Data entries:

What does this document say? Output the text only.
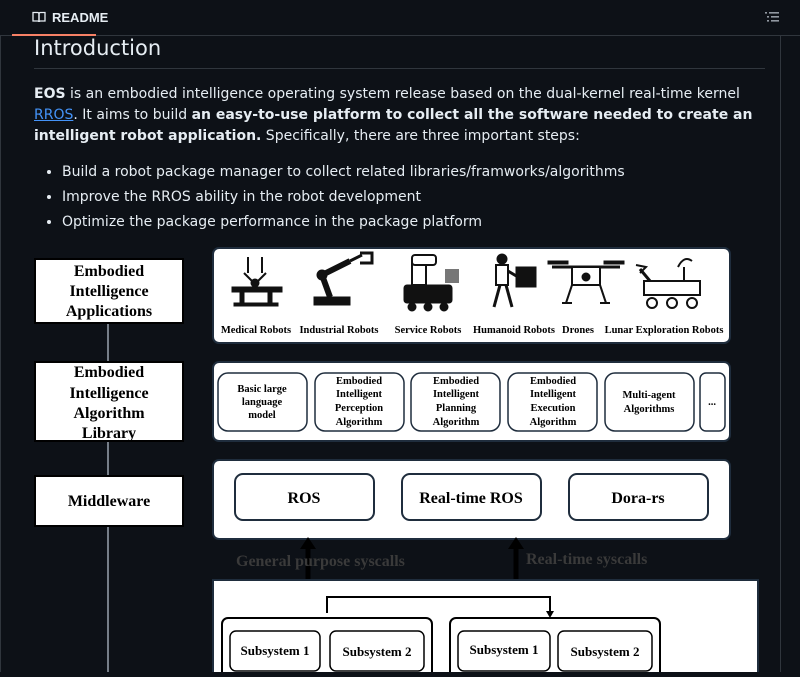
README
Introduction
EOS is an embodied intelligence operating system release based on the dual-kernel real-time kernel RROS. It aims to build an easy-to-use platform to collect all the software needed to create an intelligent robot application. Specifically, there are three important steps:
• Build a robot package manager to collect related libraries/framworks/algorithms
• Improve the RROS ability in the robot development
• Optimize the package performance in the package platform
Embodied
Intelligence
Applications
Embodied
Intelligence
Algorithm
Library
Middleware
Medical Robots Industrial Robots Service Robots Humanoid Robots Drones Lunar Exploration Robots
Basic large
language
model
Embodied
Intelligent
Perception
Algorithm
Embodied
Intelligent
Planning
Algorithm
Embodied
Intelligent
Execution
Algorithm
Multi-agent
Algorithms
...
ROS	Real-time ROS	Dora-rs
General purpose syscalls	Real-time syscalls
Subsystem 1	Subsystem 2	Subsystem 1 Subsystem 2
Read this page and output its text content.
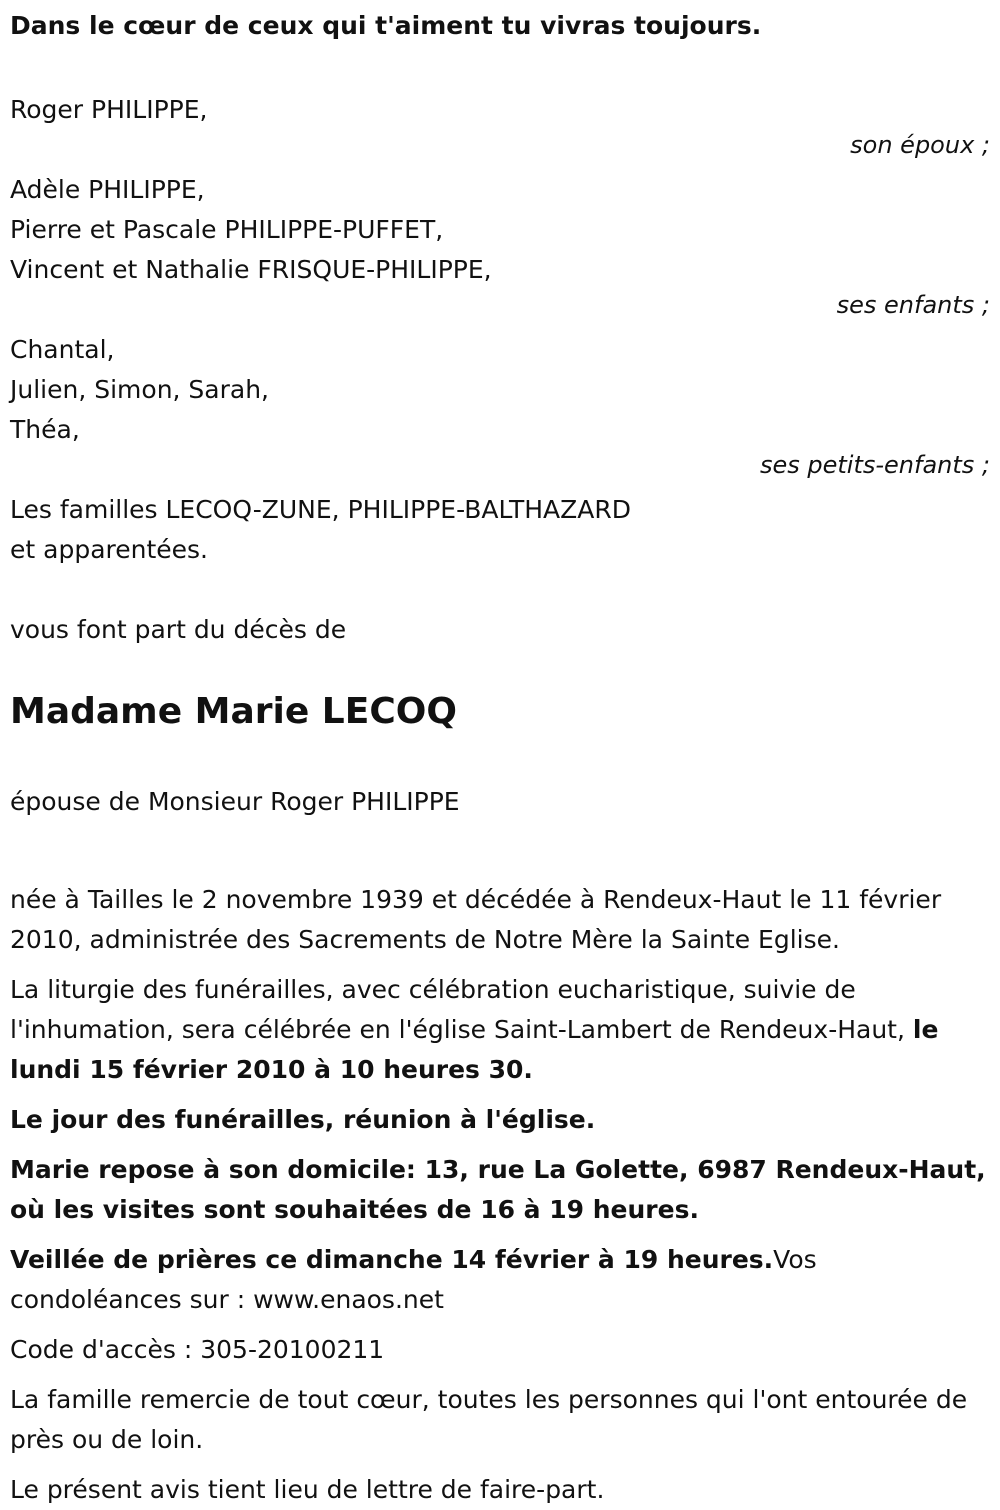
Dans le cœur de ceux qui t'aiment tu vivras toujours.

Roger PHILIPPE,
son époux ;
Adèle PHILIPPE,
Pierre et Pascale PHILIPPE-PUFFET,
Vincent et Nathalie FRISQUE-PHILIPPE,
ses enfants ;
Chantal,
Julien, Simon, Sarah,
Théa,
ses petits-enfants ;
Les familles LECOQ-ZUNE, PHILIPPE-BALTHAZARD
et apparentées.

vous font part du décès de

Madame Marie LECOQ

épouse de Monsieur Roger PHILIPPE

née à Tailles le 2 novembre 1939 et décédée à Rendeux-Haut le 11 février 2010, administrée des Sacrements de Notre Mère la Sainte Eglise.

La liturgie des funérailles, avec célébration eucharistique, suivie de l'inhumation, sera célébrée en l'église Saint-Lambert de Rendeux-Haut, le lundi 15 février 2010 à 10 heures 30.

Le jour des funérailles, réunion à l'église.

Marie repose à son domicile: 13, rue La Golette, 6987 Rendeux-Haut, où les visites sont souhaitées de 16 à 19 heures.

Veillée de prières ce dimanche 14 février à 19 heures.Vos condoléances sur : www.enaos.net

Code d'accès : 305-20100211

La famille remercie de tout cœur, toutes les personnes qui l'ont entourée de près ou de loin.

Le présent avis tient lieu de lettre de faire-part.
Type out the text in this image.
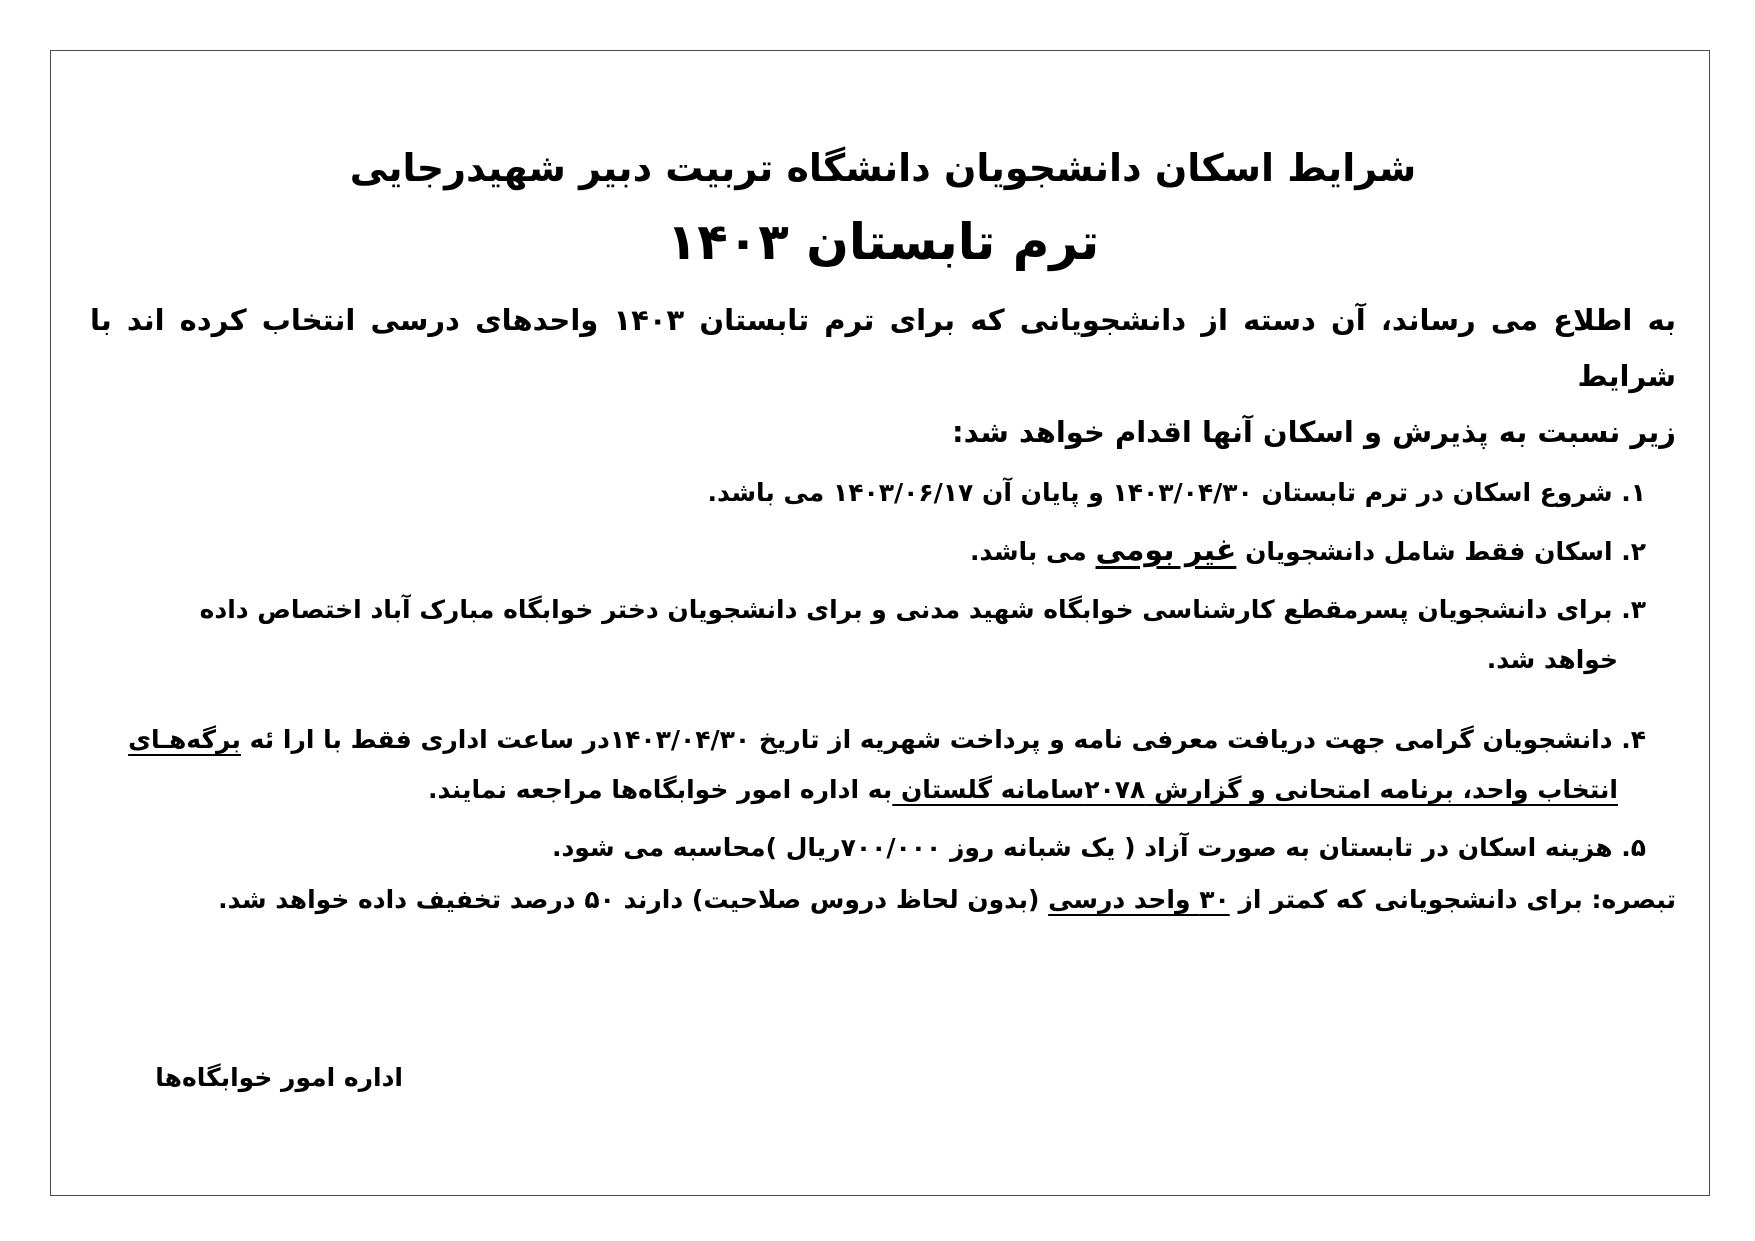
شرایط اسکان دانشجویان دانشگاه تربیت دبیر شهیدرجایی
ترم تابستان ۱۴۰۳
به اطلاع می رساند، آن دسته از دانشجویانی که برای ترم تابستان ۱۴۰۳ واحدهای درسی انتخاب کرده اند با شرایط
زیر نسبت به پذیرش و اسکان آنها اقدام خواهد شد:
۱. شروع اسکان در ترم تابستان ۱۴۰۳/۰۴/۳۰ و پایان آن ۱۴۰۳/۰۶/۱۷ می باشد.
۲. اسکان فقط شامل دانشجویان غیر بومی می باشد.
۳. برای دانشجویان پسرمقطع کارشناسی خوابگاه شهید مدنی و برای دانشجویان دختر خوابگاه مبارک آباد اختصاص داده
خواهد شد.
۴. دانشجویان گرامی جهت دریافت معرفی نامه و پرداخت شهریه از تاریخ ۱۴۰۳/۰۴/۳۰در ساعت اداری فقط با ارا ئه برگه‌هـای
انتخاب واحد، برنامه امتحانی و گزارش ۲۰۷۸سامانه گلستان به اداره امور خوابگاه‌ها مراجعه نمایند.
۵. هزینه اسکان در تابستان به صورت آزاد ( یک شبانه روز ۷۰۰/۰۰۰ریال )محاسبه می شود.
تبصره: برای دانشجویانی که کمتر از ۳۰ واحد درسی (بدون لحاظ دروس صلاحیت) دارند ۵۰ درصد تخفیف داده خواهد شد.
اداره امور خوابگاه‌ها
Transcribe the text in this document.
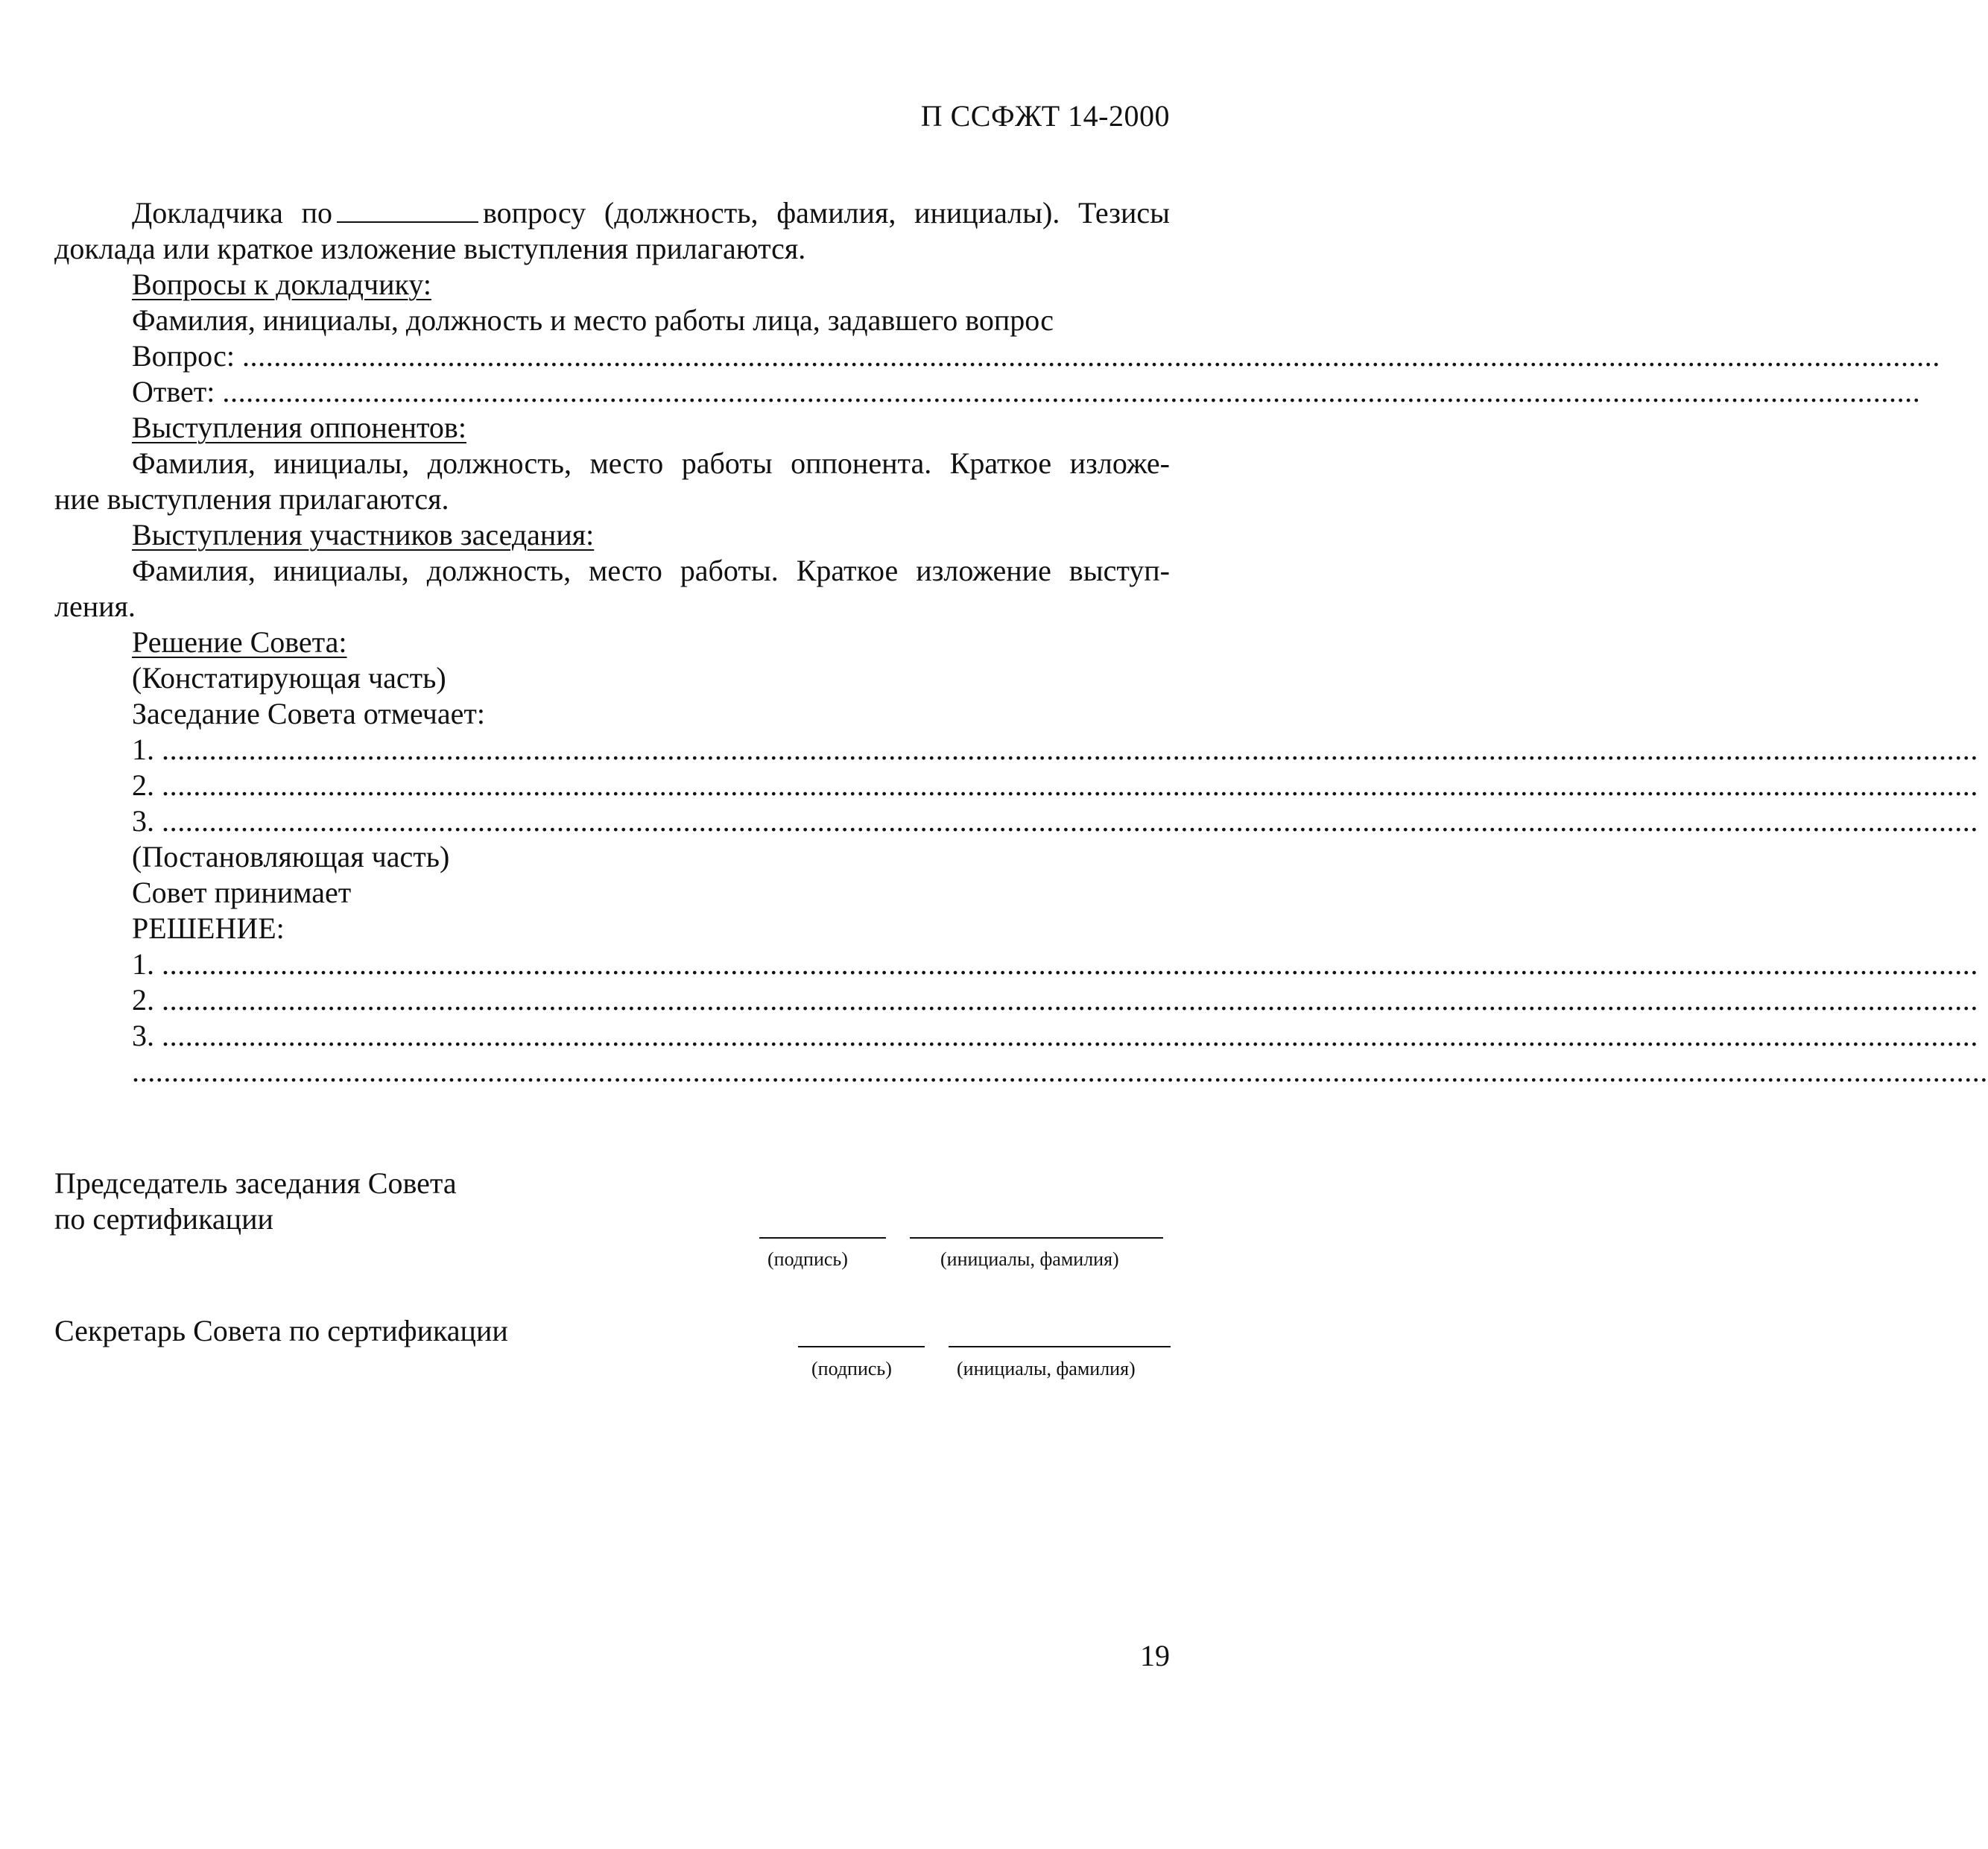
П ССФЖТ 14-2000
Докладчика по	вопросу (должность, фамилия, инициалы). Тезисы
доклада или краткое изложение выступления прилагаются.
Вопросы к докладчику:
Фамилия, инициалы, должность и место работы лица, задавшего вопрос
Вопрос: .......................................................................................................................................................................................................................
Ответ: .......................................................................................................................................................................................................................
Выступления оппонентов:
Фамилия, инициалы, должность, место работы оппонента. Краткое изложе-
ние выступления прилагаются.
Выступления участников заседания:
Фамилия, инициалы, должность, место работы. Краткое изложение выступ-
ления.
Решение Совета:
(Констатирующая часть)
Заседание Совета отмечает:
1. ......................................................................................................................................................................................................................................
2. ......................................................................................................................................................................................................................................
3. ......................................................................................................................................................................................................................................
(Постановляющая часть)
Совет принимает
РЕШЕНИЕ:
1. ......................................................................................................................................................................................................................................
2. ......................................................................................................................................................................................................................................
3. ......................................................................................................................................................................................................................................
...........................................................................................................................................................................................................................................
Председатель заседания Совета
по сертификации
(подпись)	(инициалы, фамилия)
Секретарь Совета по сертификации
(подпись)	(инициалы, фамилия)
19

Task brief: Find the string "LECOQ" in the entries above and return each line that holds it.

The response:
Les familles LECOQ-ZUNE, PHILIPPE-BALTHAZARD
Madame Marie LECOQ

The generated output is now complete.